- [WORK TO DO]: Only the number is wanted: count the lines in the data with "image" in them.

- [Source data]:
════════════════════

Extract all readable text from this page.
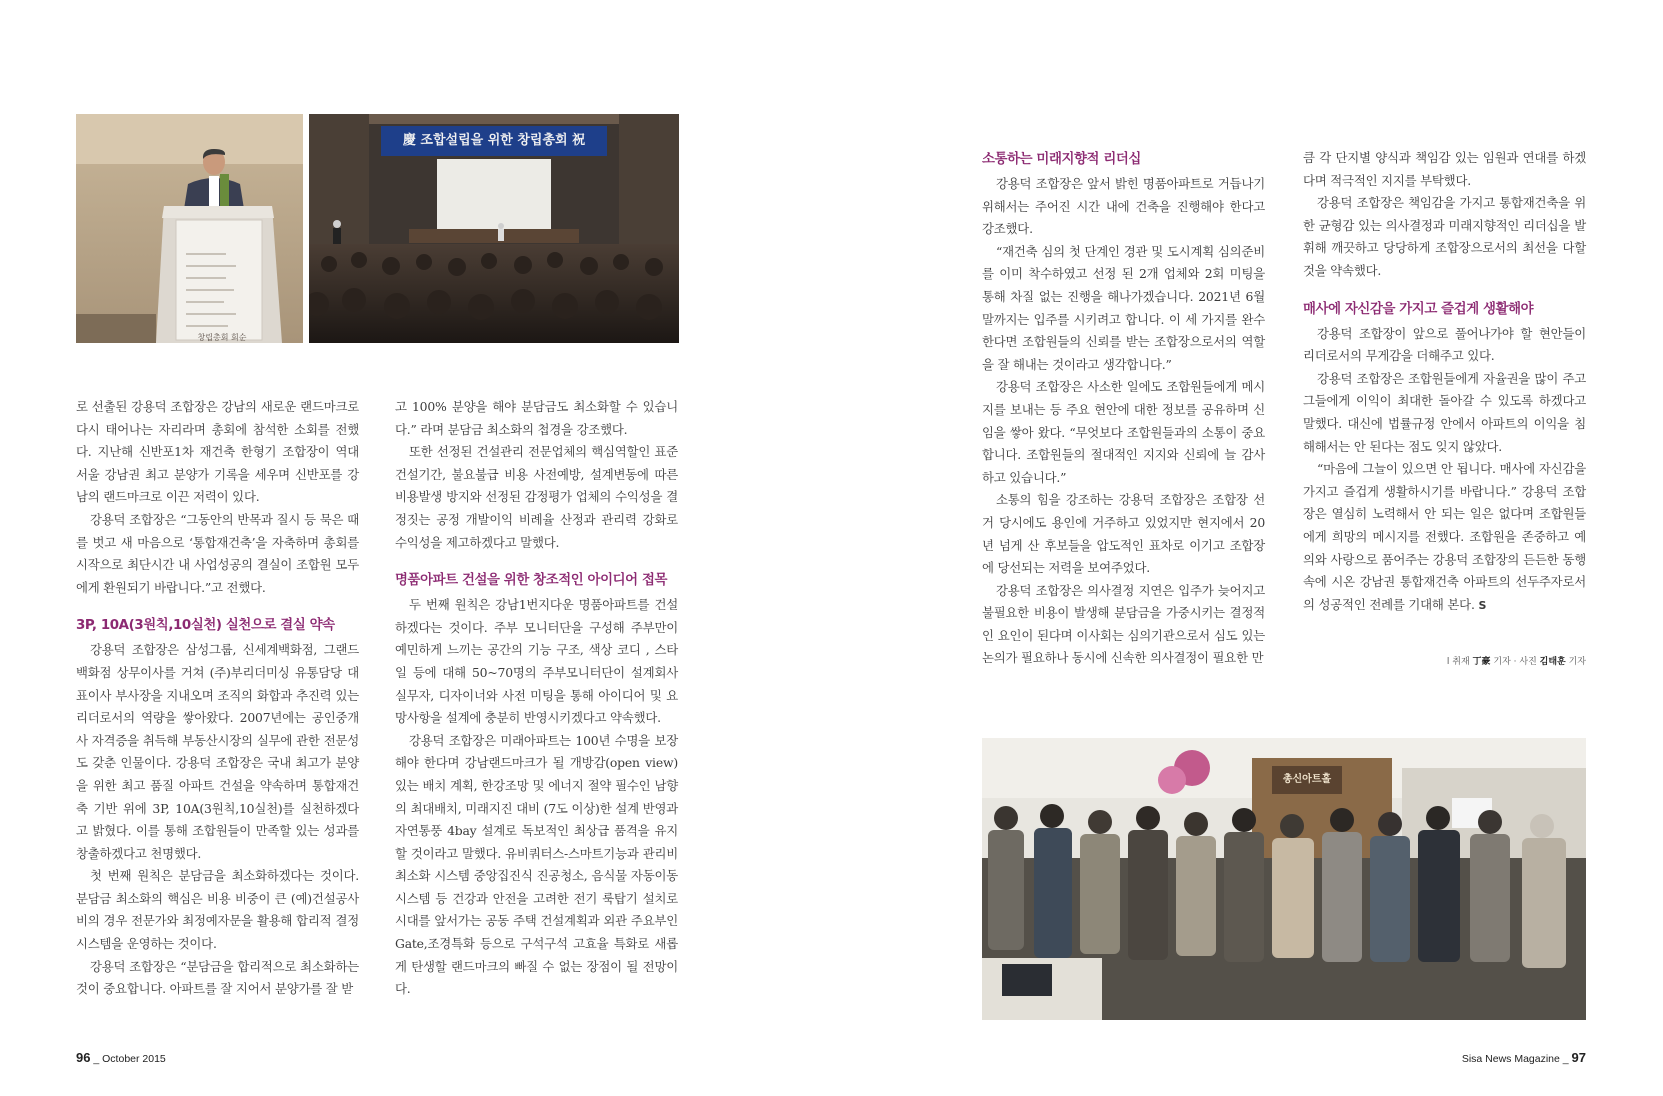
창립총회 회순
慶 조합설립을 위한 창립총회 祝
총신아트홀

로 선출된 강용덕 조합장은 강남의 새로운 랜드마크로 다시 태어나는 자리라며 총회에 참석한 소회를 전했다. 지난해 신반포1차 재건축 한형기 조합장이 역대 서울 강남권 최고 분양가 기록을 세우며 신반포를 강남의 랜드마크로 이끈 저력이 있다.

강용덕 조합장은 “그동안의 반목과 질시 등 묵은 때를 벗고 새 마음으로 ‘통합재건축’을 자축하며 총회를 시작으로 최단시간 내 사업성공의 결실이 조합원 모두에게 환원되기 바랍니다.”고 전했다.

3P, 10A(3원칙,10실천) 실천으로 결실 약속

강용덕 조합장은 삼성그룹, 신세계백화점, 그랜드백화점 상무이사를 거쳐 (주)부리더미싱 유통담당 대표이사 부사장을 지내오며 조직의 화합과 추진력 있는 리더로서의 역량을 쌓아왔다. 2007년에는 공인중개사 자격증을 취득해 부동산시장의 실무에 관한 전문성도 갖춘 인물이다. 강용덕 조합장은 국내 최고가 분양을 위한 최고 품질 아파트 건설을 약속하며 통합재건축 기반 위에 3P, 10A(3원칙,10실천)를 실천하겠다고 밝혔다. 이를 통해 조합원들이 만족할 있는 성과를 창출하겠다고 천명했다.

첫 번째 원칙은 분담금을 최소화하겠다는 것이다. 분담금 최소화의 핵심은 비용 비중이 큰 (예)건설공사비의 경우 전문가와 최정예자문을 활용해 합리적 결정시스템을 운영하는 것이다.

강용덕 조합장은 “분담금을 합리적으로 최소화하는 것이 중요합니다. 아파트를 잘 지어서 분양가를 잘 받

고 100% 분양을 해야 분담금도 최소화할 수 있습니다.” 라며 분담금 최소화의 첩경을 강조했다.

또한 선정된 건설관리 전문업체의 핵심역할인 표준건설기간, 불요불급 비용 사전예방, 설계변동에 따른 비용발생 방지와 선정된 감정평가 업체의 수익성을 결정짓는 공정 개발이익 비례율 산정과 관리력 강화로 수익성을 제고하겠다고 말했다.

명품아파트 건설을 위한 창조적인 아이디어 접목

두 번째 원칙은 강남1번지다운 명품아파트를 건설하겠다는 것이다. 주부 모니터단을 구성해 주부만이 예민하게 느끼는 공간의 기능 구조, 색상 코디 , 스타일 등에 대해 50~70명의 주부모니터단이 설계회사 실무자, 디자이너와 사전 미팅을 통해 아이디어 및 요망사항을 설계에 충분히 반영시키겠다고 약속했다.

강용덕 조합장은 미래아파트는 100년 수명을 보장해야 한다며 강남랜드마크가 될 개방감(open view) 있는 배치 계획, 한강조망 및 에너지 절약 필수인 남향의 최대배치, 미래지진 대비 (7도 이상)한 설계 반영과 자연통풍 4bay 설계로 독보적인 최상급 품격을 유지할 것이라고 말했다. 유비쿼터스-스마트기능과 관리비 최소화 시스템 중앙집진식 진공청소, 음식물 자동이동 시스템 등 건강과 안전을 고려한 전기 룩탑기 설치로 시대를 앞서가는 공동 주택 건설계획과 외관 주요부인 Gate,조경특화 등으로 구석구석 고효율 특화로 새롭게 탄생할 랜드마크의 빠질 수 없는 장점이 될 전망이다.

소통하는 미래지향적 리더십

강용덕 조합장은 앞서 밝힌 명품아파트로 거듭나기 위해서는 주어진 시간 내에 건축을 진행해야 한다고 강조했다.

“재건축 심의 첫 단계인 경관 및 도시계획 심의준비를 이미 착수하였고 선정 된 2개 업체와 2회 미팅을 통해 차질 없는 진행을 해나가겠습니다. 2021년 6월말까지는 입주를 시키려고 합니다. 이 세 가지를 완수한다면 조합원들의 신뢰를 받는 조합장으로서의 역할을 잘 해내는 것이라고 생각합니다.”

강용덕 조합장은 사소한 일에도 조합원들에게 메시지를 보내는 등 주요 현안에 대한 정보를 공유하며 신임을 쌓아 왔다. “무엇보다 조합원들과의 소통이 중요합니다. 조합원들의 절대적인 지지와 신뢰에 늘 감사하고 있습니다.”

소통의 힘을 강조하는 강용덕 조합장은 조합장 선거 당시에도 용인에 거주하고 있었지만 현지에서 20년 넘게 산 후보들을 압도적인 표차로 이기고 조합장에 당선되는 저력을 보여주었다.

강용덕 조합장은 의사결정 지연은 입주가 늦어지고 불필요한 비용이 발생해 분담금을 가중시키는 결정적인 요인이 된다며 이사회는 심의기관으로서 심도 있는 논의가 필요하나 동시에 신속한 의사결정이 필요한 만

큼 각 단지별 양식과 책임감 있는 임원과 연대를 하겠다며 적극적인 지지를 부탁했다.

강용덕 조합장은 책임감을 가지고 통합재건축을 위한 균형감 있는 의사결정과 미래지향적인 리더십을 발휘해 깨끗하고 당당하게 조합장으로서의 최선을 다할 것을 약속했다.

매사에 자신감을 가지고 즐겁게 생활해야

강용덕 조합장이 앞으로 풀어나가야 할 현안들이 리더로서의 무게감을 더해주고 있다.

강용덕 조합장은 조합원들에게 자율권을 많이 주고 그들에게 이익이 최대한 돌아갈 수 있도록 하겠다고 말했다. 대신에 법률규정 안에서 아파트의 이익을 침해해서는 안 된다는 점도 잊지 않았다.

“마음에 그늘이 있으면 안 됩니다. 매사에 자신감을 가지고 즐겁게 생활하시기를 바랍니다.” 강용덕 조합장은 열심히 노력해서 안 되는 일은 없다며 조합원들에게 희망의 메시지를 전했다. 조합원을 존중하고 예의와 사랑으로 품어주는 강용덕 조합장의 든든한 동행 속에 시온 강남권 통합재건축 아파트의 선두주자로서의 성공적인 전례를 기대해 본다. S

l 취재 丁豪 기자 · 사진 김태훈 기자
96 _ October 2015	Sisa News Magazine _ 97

════════════════════

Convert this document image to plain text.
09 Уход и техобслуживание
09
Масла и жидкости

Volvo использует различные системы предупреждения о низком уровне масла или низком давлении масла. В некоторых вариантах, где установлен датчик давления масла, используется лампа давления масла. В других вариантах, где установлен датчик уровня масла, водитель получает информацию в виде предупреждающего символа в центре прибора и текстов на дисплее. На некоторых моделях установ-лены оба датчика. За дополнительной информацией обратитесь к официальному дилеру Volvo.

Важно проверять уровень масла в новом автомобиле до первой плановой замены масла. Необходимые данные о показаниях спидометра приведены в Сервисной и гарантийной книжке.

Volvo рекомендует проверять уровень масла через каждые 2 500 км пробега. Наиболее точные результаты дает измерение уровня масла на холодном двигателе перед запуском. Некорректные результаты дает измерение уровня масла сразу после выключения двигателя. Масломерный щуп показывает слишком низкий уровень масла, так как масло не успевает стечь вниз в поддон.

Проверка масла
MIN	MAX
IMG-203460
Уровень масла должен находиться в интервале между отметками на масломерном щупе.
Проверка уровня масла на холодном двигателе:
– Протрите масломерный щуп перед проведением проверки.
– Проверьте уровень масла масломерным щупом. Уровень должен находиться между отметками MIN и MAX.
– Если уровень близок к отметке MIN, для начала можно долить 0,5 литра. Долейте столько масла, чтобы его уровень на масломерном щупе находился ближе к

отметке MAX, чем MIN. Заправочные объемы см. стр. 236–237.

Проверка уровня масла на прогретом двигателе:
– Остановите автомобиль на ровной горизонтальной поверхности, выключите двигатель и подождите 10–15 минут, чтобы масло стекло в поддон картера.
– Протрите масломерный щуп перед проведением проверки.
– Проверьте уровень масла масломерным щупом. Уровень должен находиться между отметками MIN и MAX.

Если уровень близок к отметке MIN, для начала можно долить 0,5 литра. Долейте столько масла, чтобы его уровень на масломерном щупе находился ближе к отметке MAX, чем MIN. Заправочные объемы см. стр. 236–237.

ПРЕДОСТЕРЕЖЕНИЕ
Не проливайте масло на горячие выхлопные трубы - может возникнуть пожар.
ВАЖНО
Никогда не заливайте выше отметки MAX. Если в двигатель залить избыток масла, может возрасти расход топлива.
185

════════════════════

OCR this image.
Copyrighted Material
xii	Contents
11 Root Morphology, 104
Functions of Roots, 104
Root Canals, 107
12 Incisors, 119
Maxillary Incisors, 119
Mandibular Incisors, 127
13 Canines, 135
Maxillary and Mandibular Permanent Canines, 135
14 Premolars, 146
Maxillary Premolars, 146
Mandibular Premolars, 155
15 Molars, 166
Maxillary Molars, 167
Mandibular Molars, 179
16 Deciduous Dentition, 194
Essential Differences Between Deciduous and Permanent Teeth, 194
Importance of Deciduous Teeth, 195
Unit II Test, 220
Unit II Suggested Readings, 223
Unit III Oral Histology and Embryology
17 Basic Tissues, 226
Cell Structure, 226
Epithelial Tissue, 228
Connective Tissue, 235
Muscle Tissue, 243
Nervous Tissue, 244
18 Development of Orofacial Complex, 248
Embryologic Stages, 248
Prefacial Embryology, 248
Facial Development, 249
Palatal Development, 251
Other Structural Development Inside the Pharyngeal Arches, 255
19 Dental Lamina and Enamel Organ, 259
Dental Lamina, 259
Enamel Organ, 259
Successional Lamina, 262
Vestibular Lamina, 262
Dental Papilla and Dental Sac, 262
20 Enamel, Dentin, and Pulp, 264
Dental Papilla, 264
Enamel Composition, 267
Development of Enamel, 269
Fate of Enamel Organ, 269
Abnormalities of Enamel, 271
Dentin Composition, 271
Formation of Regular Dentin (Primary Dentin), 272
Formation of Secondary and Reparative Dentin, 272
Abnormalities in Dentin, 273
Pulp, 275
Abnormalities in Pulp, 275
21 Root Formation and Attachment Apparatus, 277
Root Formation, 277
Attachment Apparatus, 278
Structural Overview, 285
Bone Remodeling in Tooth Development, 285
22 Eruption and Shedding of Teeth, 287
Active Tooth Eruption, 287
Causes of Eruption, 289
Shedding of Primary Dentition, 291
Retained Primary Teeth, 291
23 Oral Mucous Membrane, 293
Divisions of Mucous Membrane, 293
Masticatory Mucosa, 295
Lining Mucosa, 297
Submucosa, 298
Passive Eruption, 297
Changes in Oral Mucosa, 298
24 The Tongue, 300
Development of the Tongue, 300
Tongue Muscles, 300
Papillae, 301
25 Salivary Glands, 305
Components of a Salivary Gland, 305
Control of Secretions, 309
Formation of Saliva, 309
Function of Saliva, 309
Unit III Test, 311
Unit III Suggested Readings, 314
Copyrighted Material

════════════════════

- [RESPONSE]: 2